-------- Recorded data

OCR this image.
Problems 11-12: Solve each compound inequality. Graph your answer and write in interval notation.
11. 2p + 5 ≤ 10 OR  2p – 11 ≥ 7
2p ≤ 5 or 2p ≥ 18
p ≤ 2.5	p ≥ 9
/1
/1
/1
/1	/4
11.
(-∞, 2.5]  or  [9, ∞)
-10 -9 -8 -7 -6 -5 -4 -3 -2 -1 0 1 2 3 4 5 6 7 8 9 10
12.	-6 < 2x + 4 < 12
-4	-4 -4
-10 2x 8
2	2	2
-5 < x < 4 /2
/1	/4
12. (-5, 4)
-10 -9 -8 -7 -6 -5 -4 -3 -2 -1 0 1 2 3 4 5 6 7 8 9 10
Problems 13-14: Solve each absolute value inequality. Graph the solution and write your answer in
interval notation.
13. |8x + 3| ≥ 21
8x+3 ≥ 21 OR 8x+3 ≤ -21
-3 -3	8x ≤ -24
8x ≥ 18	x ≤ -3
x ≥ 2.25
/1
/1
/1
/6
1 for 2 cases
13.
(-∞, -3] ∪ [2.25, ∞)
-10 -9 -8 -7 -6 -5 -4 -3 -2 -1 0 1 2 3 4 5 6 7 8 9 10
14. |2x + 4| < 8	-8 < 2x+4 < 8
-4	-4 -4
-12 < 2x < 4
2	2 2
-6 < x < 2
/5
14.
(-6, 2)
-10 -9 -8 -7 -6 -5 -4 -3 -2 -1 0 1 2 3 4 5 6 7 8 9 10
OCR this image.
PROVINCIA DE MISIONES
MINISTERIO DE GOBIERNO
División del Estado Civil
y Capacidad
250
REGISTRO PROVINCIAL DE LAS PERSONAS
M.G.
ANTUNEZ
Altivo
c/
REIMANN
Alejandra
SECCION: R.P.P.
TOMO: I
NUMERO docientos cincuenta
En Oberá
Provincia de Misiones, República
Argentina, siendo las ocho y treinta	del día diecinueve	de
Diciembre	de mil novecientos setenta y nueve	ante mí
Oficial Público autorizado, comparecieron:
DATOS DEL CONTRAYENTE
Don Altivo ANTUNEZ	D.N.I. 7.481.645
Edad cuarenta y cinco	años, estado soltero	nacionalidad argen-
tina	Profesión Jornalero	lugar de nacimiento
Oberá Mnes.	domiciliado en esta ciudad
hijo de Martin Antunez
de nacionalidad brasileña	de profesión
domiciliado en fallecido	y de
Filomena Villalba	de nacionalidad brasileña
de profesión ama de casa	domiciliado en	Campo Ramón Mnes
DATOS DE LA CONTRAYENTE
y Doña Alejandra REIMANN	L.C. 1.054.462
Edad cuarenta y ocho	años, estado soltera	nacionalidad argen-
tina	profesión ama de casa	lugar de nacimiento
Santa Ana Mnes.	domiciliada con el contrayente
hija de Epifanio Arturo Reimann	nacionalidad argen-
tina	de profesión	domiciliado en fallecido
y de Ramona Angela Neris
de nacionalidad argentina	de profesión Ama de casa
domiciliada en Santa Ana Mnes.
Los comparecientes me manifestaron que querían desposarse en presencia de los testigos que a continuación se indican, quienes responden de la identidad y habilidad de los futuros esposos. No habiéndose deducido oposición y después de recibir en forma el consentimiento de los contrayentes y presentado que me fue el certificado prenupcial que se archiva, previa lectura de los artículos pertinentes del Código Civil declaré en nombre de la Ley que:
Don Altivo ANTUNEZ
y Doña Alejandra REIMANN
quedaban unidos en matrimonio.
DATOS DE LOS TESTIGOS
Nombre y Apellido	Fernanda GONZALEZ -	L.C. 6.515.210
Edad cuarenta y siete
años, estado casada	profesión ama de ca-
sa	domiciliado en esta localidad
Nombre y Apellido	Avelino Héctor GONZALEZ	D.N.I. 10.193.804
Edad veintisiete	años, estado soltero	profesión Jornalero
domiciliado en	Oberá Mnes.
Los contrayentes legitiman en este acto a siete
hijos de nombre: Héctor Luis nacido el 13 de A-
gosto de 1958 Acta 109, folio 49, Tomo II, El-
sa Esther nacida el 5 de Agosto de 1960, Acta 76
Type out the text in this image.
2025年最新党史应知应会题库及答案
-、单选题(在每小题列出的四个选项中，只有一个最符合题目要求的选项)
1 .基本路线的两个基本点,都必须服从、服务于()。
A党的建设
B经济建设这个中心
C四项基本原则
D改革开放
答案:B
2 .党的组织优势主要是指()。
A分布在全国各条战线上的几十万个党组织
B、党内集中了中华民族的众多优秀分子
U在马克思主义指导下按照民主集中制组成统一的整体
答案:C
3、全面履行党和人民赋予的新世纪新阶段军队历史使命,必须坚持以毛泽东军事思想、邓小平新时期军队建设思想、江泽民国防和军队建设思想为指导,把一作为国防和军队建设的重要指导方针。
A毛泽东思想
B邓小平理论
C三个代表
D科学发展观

----------------

- _Task description_
Repeat the material above in full, keeping every word.

- _Output for this task_
OCR this image.
Problems 11-12: Solve each compound inequality. Graph your answer and write in interval notation.
11. 2p + 5 ≤ 10 OR  2p – 11 ≥ 7
2p ≤ 5 or 2p ≥ 18
p ≤ 2.5	p ≥ 9
/1
/1
/1
/1	/4
11.
(-∞, 2.5]  or  [9, ∞)
-10 -9 -8 -7 -6 -5 -4 -3 -2 -1 0 1 2 3 4 5 6 7 8 9 10
12.	-6 < 2x + 4 < 12
-4	-4 -4
-10 2x 8
2	2	2
-5 < x < 4 /2
/1	/4
12. (-5, 4)
-10 -9 -8 -7 -6 -5 -4 -3 -2 -1 0 1 2 3 4 5 6 7 8 9 10
Problems 13-14: Solve each absolute value inequality. Graph the solution and write your answer in
interval notation.
13. |8x + 3| ≥ 21
8x+3 ≥ 21 OR 8x+3 ≤ -21
-3 -3	8x ≤ -24
8x ≥ 18	x ≤ -3
x ≥ 2.25
/1
/1
/1
/6
1 for 2 cases
13.
(-∞, -3] ∪ [2.25, ∞)
-10 -9 -8 -7 -6 -5 -4 -3 -2 -1 0 1 2 3 4 5 6 7 8 9 10
14. |2x + 4| < 8	-8 < 2x+4 < 8
-4	-4 -4
-12 < 2x < 4
2	2 2
-6 < x < 2
/5
14.
(-6, 2)
-10 -9 -8 -7 -6 -5 -4 -3 -2 -1 0 1 2 3 4 5 6 7 8 9 10
OCR this image.
PROVINCIA DE MISIONES
MINISTERIO DE GOBIERNO
División del Estado Civil
y Capacidad
250
REGISTRO PROVINCIAL DE LAS PERSONAS
M.G.
ANTUNEZ
Altivo
c/
REIMANN
Alejandra
SECCION: R.P.P.
TOMO: I
NUMERO docientos cincuenta
En Oberá
Provincia de Misiones, República
Argentina, siendo las ocho y treinta	del día diecinueve	de
Diciembre	de mil novecientos setenta y nueve	ante mí
Oficial Público autorizado, comparecieron:
DATOS DEL CONTRAYENTE
Don Altivo ANTUNEZ	D.N.I. 7.481.645
Edad cuarenta y cinco	años, estado soltero	nacionalidad argen-
tina	Profesión Jornalero	lugar de nacimiento
Oberá Mnes.	domiciliado en esta ciudad
hijo de Martin Antunez
de nacionalidad brasileña	de profesión
domiciliado en fallecido	y de
Filomena Villalba	de nacionalidad brasileña
de profesión ama de casa	domiciliado en	Campo Ramón Mnes
DATOS DE LA CONTRAYENTE
y Doña Alejandra REIMANN	L.C. 1.054.462
Edad cuarenta y ocho	años, estado soltera	nacionalidad argen-
tina	profesión ama de casa	lugar de nacimiento
Santa Ana Mnes.	domiciliada con el contrayente
hija de Epifanio Arturo Reimann	nacionalidad argen-
tina	de profesión	domiciliado en fallecido
y de Ramona Angela Neris
de nacionalidad argentina	de profesión Ama de casa
domiciliada en Santa Ana Mnes.
Los comparecientes me manifestaron que querían desposarse en presencia de los testigos que a continuación se indican, quienes responden de la identidad y habilidad de los futuros esposos. No habiéndose deducido oposición y después de recibir en forma el consentimiento de los contrayentes y presentado que me fue el certificado prenupcial que se archiva, previa lectura de los artículos pertinentes del Código Civil declaré en nombre de la Ley que:
Don Altivo ANTUNEZ
y Doña Alejandra REIMANN
quedaban unidos en matrimonio.
DATOS DE LOS TESTIGOS
Nombre y Apellido	Fernanda GONZALEZ -	L.C. 6.515.210
Edad cuarenta y siete
años, estado casada	profesión ama de ca-
sa	domiciliado en esta localidad
Nombre y Apellido	Avelino Héctor GONZALEZ	D.N.I. 10.193.804
Edad veintisiete	años, estado soltero	profesión Jornalero
domiciliado en	Oberá Mnes.
Los contrayentes legitiman en este acto a siete
hijos de nombre: Héctor Luis nacido el 13 de A-
gosto de 1958 Acta 109, folio 49, Tomo II, El-
sa Esther nacida el 5 de Agosto de 1960, Acta 76
Type out the text in this image.
2025年最新党史应知应会题库及答案
-、单选题(在每小题列出的四个选项中，只有一个最符合题目要求的选项)
1 .基本路线的两个基本点,都必须服从、服务于()。
A党的建设
B经济建设这个中心
C四项基本原则
D改革开放
答案:B
2 .党的组织优势主要是指()。
A分布在全国各条战线上的几十万个党组织
B、党内集中了中华民族的众多优秀分子
U在马克思主义指导下按照民主集中制组成统一的整体
答案:C
3、全面履行党和人民赋予的新世纪新阶段军队历史使命,必须坚持以毛泽东军事思想、邓小平新时期军队建设思想、江泽民国防和军队建设思想为指导,把一作为国防和军队建设的重要指导方针。
A毛泽东思想
B邓小平理论
C三个代表
D科学发展观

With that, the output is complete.